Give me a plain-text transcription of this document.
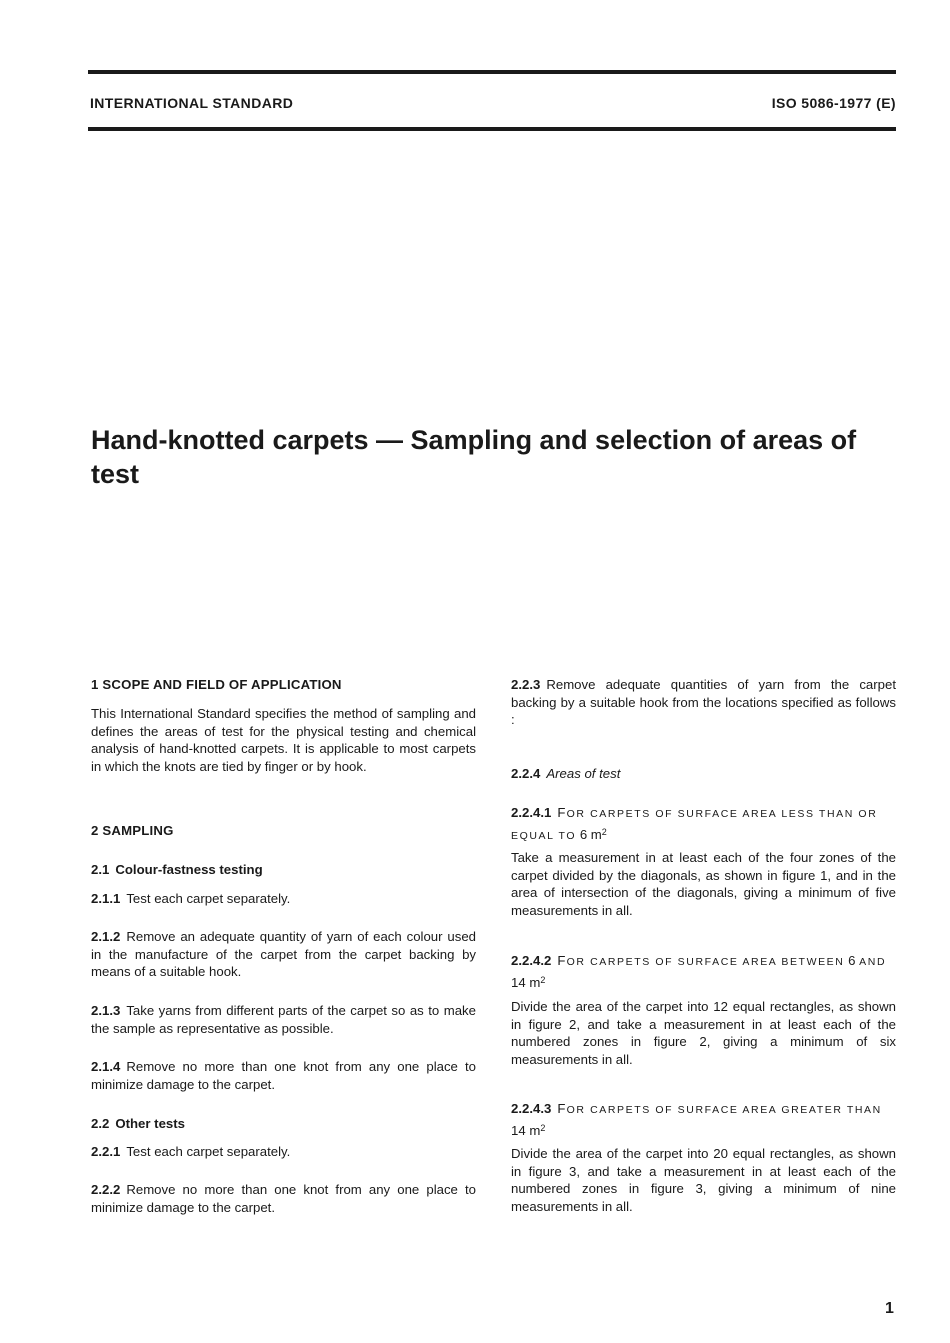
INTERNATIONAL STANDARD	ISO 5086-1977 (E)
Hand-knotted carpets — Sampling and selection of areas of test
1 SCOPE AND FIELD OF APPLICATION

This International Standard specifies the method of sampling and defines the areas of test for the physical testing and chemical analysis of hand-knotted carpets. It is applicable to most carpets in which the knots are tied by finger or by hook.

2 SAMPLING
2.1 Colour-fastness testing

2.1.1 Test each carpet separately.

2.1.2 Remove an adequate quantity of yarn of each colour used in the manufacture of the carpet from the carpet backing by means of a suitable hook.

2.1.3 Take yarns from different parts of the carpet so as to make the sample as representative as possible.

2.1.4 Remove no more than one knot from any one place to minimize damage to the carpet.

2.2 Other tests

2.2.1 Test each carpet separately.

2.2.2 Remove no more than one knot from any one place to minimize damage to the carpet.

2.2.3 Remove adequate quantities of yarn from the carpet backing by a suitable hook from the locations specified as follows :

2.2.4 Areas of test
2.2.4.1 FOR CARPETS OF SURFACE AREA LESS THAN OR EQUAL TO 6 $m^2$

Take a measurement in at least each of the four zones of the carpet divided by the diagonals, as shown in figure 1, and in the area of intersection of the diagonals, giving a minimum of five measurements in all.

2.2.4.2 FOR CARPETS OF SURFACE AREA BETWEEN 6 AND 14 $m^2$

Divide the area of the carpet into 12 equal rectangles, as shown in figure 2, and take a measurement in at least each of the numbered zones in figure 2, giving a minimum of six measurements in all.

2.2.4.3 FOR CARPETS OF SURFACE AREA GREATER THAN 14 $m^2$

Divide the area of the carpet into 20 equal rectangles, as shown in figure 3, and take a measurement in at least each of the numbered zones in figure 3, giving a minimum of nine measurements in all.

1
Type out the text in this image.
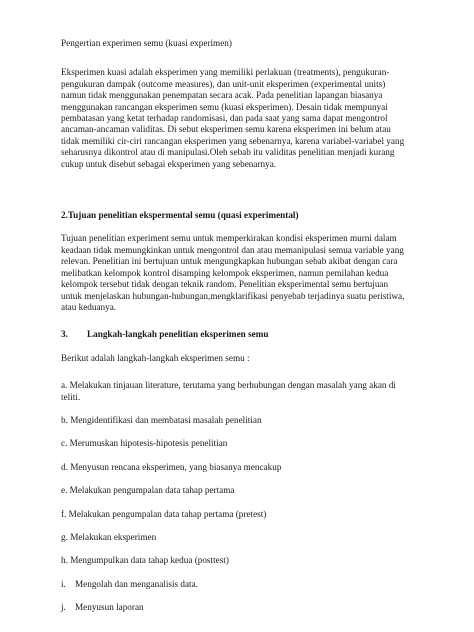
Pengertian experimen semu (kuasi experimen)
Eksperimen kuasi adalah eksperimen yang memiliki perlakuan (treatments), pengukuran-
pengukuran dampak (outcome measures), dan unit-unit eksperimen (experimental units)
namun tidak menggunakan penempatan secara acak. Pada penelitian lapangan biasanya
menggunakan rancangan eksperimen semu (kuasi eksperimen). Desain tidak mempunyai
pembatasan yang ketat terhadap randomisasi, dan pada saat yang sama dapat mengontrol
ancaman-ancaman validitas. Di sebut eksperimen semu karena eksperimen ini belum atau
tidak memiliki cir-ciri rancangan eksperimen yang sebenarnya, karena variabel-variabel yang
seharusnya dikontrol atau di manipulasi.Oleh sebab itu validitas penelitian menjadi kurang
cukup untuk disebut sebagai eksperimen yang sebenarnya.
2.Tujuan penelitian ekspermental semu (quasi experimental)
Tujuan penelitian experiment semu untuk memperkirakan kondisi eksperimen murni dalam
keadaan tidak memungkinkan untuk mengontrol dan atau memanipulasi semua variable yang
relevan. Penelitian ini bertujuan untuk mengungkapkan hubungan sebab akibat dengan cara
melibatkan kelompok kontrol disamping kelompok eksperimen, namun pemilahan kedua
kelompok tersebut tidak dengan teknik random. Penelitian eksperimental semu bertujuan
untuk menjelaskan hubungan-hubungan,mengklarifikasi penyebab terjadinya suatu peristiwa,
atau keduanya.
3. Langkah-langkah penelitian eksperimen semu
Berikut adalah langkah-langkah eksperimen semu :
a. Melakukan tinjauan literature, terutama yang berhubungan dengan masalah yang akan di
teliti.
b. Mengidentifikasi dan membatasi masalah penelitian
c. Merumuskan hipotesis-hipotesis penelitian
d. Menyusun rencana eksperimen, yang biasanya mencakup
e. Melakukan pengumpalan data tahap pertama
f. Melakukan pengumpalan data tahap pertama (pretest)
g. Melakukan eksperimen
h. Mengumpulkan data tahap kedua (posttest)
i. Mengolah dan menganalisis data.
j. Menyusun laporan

============

## TO DO
Reproduce the material word for word. Any pictures should be left out of the copy.

## OUTPUT
Give me a plain-text transcription of this document.
INTERNATIONAL STANDARD	ISO 5086-1977 (E)
Hand-knotted carpets — Sampling and selection of areas of test
1 SCOPE AND FIELD OF APPLICATION

This International Standard specifies the method of sampling and defines the areas of test for the physical testing and chemical analysis of hand-knotted carpets. It is applicable to most carpets in which the knots are tied by finger or by hook.

2 SAMPLING
2.1 Colour-fastness testing

2.1.1 Test each carpet separately.

2.1.2 Remove an adequate quantity of yarn of each colour used in the manufacture of the carpet from the carpet backing by means of a suitable hook.

2.1.3 Take yarns from different parts of the carpet so as to make the sample as representative as possible.

2.1.4 Remove no more than one knot from any one place to minimize damage to the carpet.

2.2 Other tests

2.2.1 Test each carpet separately.

2.2.2 Remove no more than one knot from any one place to minimize damage to the carpet.

2.2.3 Remove adequate quantities of yarn from the carpet backing by a suitable hook from the locations specified as follows :

2.2.4 Areas of test
2.2.4.1 FOR CARPETS OF SURFACE AREA LESS THAN OR EQUAL TO 6 $m^2$

Take a measurement in at least each of the four zones of the carpet divided by the diagonals, as shown in figure 1, and in the area of intersection of the diagonals, giving a minimum of five measurements in all.

2.2.4.2 FOR CARPETS OF SURFACE AREA BETWEEN 6 AND 14 $m^2$

Divide the area of the carpet into 12 equal rectangles, as shown in figure 2, and take a measurement in at least each of the numbered zones in figure 2, giving a minimum of six measurements in all.

2.2.4.3 FOR CARPETS OF SURFACE AREA GREATER THAN 14 $m^2$

Divide the area of the carpet into 20 equal rectangles, as shown in figure 3, and take a measurement in at least each of the numbered zones in figure 3, giving a minimum of nine measurements in all.

1
Type out the text in this image.
Pengertian experimen semu (kuasi experimen)
Eksperimen kuasi adalah eksperimen yang memiliki perlakuan (treatments), pengukuran-
pengukuran dampak (outcome measures), dan unit-unit eksperimen (experimental units)
namun tidak menggunakan penempatan secara acak. Pada penelitian lapangan biasanya
menggunakan rancangan eksperimen semu (kuasi eksperimen). Desain tidak mempunyai
pembatasan yang ketat terhadap randomisasi, dan pada saat yang sama dapat mengontrol
ancaman-ancaman validitas. Di sebut eksperimen semu karena eksperimen ini belum atau
tidak memiliki cir-ciri rancangan eksperimen yang sebenarnya, karena variabel-variabel yang
seharusnya dikontrol atau di manipulasi.Oleh sebab itu validitas penelitian menjadi kurang
cukup untuk disebut sebagai eksperimen yang sebenarnya.
2.Tujuan penelitian ekspermental semu (quasi experimental)
Tujuan penelitian experiment semu untuk memperkirakan kondisi eksperimen murni dalam
keadaan tidak memungkinkan untuk mengontrol dan atau memanipulasi semua variable yang
relevan. Penelitian ini bertujuan untuk mengungkapkan hubungan sebab akibat dengan cara
melibatkan kelompok kontrol disamping kelompok eksperimen, namun pemilahan kedua
kelompok tersebut tidak dengan teknik random. Penelitian eksperimental semu bertujuan
untuk menjelaskan hubungan-hubungan,mengklarifikasi penyebab terjadinya suatu peristiwa,
atau keduanya.
3. Langkah-langkah penelitian eksperimen semu
Berikut adalah langkah-langkah eksperimen semu :
a. Melakukan tinjauan literature, terutama yang berhubungan dengan masalah yang akan di
teliti.
b. Mengidentifikasi dan membatasi masalah penelitian
c. Merumuskan hipotesis-hipotesis penelitian
d. Menyusun rencana eksperimen, yang biasanya mencakup
e. Melakukan pengumpalan data tahap pertama
f. Melakukan pengumpalan data tahap pertama (pretest)
g. Melakukan eksperimen
h. Mengumpulkan data tahap kedua (posttest)
i. Mengolah dan menganalisis data.
j. Menyusun laporan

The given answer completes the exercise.